DIRECTIVE.
Find every line in the records below that holds the word "Please", and copy it out.

------------------------------------------------

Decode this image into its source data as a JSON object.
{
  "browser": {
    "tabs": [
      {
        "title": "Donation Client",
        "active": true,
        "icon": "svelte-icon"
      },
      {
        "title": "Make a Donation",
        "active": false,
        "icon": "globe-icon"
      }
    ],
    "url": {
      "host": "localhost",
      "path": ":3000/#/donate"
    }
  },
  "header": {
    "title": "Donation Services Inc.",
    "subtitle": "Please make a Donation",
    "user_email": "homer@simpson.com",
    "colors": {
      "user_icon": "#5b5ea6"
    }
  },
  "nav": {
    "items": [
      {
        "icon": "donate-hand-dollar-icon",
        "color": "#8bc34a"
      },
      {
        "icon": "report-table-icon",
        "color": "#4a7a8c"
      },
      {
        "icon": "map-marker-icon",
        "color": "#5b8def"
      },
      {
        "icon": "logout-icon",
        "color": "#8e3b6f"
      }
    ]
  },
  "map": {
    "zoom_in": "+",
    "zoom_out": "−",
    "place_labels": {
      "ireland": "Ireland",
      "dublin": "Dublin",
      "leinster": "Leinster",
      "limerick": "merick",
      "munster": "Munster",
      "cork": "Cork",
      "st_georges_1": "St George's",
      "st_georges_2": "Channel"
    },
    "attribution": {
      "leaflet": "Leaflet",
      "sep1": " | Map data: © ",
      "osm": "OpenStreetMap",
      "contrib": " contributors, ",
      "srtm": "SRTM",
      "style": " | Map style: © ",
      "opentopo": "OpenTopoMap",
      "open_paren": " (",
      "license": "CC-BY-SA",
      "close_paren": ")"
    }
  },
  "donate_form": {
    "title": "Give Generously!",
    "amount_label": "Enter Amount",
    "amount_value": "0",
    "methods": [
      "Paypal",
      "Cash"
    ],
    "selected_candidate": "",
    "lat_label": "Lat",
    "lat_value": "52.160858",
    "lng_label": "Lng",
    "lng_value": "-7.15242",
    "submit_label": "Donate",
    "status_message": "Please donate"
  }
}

------------------------------------------------

SOLUTION BELOW.
    "subtitle": "Please make a Donation",
    "status_message": "Please donate"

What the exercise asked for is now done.